WHAT TO WORK ON.
Reproduce the material in full, exactly as written.

[Begin EXTRACTED ENTRIES]

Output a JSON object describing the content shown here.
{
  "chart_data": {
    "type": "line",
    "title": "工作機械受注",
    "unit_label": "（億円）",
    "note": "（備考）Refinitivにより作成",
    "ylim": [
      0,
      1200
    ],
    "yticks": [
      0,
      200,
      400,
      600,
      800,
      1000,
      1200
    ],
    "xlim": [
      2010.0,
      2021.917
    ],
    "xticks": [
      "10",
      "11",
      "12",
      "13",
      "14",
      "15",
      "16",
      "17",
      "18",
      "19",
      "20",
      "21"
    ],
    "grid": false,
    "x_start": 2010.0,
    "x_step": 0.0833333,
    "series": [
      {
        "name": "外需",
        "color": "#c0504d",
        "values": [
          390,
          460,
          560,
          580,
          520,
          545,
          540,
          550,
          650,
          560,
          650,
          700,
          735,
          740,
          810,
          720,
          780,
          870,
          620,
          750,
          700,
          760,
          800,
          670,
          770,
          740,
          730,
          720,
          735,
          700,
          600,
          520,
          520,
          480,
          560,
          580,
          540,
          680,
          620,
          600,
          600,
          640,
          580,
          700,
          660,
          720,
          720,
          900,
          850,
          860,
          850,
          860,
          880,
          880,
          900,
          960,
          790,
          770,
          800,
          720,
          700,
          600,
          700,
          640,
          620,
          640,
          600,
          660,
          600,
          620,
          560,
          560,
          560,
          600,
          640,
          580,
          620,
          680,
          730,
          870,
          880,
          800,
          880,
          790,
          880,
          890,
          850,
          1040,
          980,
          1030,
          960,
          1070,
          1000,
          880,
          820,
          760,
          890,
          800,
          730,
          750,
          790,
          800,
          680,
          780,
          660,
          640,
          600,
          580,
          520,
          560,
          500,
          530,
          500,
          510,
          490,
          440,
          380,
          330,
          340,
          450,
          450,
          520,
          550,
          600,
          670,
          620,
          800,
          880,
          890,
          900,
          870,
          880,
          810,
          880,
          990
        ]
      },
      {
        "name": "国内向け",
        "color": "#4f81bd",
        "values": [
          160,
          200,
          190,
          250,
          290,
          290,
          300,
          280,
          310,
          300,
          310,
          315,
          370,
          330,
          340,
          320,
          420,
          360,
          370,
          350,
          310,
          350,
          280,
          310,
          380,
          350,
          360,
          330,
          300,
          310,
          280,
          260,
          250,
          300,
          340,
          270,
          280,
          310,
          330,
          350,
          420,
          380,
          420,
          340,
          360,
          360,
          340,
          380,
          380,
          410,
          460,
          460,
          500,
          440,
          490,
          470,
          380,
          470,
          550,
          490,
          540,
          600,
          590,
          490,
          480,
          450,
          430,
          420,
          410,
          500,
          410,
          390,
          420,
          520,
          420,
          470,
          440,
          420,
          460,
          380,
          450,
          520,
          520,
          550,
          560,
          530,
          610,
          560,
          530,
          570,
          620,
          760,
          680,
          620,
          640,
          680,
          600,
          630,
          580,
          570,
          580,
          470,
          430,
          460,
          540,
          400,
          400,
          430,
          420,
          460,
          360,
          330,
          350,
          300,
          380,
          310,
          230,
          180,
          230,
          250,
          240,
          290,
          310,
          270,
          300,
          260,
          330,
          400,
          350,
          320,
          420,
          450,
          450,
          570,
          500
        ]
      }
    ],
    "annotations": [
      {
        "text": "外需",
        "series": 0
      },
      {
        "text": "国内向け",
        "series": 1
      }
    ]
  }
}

[End EXTRACTED ENTRIES]

FULL SOLUTION.
Output a JSON object describing the content shown here.
{
  "chart_data": {
    "type": "line",
    "title": "工作機械受注",
    "unit_label": "（億円）",
    "note": "（備考）Refinitivにより作成",
    "ylim": [
      0,
      1200
    ],
    "yticks": [
      0,
      200,
      400,
      600,
      800,
      1000,
      1200
    ],
    "xlim": [
      2010.0,
      2021.917
    ],
    "xticks": [
      "10",
      "11",
      "12",
      "13",
      "14",
      "15",
      "16",
      "17",
      "18",
      "19",
      "20",
      "21"
    ],
    "grid": false,
    "x_start": 2010.0,
    "x_step": 0.0833333,
    "series": [
      {
        "name": "外需",
        "color": "#c0504d",
        "values": [
          390,
          460,
          560,
          580,
          520,
          545,
          540,
          550,
          650,
          560,
          650,
          700,
          735,
          740,
          810,
          720,
          780,
          870,
          620,
          750,
          700,
          760,
          800,
          670,
          770,
          740,
          730,
          720,
          735,
          700,
          600,
          520,
          520,
          480,
          560,
          580,
          540,
          680,
          620,
          600,
          600,
          640,
          580,
          700,
          660,
          720,
          720,
          900,
          850,
          860,
          850,
          860,
          880,
          880,
          900,
          960,
          790,
          770,
          800,
          720,
          700,
          600,
          700,
          640,
          620,
          640,
          600,
          660,
          600,
          620,
          560,
          560,
          560,
          600,
          640,
          580,
          620,
          680,
          730,
          870,
          880,
          800,
          880,
          790,
          880,
          890,
          850,
          1040,
          980,
          1030,
          960,
          1070,
          1000,
          880,
          820,
          760,
          890,
          800,
          730,
          750,
          790,
          800,
          680,
          780,
          660,
          640,
          600,
          580,
          520,
          560,
          500,
          530,
          500,
          510,
          490,
          440,
          380,
          330,
          340,
          450,
          450,
          520,
          550,
          600,
          670,
          620,
          800,
          880,
          890,
          900,
          870,
          880,
          810,
          880,
          990
        ]
      },
      {
        "name": "国内向け",
        "color": "#4f81bd",
        "values": [
          160,
          200,
          190,
          250,
          290,
          290,
          300,
          280,
          310,
          300,
          310,
          315,
          370,
          330,
          340,
          320,
          420,
          360,
          370,
          350,
          310,
          350,
          280,
          310,
          380,
          350,
          360,
          330,
          300,
          310,
          280,
          260,
          250,
          300,
          340,
          270,
          280,
          310,
          330,
          350,
          420,
          380,
          420,
          340,
          360,
          360,
          340,
          380,
          380,
          410,
          460,
          460,
          500,
          440,
          490,
          470,
          380,
          470,
          550,
          490,
          540,
          600,
          590,
          490,
          480,
          450,
          430,
          420,
          410,
          500,
          410,
          390,
          420,
          520,
          420,
          470,
          440,
          420,
          460,
          380,
          450,
          520,
          520,
          550,
          560,
          530,
          610,
          560,
          530,
          570,
          620,
          760,
          680,
          620,
          640,
          680,
          600,
          630,
          580,
          570,
          580,
          470,
          430,
          460,
          540,
          400,
          400,
          430,
          420,
          460,
          360,
          330,
          350,
          300,
          380,
          310,
          230,
          180,
          230,
          250,
          240,
          290,
          310,
          270,
          300,
          260,
          330,
          400,
          350,
          320,
          420,
          450,
          450,
          570,
          500
        ]
      }
    ],
    "annotations": [
      {
        "text": "外需",
        "series": 0
      },
      {
        "text": "国内向け",
        "series": 1
      }
    ]
  }
}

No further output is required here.